▶ THE PROBLEM
Lines containing the word "состоянии" are to be counted; state their number and nothing further.

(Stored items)

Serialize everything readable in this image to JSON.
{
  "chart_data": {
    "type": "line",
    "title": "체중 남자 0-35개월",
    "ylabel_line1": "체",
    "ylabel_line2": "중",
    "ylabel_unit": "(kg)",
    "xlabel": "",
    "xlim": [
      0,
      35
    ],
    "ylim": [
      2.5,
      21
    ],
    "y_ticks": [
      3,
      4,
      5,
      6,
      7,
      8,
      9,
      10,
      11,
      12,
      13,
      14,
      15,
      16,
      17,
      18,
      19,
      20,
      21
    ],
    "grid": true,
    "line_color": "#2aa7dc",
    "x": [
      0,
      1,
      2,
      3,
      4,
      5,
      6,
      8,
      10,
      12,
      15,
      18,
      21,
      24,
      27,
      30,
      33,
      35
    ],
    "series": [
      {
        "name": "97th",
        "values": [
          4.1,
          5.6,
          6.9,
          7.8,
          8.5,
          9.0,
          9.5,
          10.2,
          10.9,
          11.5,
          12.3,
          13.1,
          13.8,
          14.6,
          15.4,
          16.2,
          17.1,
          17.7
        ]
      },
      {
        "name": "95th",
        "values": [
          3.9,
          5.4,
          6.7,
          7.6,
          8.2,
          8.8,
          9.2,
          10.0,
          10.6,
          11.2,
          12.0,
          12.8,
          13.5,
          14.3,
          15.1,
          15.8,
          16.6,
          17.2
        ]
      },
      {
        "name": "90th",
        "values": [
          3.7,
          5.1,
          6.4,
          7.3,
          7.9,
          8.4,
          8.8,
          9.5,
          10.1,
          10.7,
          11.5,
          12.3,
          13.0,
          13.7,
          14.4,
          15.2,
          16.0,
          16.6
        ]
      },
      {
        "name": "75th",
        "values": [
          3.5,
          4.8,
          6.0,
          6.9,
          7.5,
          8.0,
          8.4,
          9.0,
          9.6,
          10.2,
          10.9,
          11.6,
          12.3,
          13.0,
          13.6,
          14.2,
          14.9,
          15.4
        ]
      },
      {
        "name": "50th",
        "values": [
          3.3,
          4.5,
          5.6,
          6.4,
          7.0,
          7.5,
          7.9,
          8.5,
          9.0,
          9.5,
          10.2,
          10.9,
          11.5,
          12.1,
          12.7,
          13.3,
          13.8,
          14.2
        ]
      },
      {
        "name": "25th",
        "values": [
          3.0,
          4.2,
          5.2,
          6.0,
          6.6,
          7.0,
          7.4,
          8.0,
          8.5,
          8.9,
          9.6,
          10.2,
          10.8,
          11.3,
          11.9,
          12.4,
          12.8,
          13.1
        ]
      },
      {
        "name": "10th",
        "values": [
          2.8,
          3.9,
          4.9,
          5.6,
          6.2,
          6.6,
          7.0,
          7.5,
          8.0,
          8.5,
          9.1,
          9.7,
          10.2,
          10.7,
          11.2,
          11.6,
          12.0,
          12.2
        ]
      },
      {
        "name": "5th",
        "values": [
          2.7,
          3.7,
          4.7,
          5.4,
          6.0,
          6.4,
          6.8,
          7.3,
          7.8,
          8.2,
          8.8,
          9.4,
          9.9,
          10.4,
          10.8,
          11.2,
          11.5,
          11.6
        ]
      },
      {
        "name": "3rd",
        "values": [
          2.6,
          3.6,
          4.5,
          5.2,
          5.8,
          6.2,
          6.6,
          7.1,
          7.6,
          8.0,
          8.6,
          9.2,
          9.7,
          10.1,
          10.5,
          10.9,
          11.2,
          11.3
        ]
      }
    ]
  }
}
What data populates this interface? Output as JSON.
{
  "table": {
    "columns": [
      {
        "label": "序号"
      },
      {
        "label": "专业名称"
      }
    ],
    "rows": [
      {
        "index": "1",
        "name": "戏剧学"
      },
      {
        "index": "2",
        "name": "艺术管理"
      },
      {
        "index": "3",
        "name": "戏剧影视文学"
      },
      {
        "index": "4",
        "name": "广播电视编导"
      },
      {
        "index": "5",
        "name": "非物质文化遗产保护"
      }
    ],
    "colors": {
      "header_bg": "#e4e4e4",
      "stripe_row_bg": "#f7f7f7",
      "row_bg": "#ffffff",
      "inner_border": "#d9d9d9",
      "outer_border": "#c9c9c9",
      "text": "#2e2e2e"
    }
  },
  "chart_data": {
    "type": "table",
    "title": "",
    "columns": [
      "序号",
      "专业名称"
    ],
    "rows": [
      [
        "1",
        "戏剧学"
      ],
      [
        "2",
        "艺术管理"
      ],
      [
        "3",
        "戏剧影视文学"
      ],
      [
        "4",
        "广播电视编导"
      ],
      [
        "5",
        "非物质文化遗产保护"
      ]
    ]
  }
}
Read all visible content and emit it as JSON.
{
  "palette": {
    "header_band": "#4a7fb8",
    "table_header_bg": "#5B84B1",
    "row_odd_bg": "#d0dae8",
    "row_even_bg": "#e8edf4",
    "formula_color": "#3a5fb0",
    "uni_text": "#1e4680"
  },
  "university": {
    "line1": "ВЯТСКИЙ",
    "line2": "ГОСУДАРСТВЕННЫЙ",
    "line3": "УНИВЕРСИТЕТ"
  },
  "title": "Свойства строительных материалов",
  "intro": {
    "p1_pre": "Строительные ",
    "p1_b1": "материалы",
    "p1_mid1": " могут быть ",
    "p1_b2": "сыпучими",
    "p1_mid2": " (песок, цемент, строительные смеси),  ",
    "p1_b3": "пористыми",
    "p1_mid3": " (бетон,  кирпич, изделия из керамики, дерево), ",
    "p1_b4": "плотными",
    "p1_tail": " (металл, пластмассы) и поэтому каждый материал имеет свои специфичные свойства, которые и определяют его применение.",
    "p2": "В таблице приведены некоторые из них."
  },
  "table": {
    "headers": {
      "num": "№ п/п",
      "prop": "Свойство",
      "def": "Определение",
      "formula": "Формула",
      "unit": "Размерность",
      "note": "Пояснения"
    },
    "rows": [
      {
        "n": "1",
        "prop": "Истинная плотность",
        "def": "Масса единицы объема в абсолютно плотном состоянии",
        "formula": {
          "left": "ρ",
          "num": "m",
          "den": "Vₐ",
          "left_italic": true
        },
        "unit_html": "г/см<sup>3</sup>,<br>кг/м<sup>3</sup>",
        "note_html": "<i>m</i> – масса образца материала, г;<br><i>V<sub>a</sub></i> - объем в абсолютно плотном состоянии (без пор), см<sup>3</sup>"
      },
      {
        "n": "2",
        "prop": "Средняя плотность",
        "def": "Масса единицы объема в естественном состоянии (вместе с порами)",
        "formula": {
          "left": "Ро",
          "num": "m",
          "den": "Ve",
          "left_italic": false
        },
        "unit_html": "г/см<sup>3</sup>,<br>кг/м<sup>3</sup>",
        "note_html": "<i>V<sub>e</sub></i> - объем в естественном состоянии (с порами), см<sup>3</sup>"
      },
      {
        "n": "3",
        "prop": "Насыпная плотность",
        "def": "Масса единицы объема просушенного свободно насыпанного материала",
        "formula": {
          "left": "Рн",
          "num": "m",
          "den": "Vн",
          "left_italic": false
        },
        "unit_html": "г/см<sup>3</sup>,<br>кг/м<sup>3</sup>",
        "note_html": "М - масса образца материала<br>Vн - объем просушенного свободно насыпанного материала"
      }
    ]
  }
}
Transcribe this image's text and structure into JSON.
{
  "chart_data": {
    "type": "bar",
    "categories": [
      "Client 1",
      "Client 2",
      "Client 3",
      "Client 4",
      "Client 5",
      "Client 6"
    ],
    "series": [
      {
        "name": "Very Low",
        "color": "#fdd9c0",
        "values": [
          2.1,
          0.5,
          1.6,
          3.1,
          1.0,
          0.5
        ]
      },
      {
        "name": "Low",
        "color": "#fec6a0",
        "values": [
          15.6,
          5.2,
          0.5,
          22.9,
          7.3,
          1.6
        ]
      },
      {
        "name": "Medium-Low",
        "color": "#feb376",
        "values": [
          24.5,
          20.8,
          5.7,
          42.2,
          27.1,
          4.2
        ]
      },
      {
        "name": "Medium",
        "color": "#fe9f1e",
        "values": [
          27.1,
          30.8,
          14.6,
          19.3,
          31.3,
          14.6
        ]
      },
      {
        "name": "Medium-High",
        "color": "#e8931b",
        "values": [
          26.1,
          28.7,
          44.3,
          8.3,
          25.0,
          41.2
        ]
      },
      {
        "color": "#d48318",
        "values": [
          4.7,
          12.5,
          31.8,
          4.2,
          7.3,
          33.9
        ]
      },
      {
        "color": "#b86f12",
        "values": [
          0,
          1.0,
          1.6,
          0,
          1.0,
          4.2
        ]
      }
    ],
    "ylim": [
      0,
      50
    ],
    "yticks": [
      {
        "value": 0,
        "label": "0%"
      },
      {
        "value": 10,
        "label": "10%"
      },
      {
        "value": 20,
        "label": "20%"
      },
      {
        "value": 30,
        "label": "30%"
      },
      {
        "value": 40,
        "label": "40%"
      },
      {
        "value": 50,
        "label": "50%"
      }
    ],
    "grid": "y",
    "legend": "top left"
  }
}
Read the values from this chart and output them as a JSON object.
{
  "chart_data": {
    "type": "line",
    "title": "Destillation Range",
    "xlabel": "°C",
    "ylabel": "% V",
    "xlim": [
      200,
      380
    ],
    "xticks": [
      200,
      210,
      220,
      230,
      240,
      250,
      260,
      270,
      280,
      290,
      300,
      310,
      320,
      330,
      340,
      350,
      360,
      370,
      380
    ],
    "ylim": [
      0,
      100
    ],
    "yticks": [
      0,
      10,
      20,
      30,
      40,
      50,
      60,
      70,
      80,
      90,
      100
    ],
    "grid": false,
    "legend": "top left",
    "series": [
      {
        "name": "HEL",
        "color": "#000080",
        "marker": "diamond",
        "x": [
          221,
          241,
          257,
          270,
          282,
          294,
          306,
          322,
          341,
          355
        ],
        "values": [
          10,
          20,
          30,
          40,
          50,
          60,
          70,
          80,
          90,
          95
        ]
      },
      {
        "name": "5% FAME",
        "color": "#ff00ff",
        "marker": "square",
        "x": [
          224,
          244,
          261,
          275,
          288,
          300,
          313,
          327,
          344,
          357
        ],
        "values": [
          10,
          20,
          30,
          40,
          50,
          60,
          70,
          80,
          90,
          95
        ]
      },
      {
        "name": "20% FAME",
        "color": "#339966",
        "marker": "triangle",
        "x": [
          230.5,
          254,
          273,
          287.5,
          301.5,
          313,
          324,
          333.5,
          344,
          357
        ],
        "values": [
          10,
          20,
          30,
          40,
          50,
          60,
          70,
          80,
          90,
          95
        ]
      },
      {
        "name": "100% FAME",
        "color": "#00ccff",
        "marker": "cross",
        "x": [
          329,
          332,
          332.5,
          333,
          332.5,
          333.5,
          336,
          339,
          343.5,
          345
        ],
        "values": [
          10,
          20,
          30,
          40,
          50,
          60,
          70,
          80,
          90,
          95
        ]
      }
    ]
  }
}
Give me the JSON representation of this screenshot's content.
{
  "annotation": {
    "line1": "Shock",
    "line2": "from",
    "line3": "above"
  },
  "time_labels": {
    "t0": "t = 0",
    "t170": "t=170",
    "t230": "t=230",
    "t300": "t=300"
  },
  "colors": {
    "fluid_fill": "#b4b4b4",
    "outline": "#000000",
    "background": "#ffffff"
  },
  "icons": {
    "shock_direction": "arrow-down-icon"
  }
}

▶ SOLUTION BELOW
4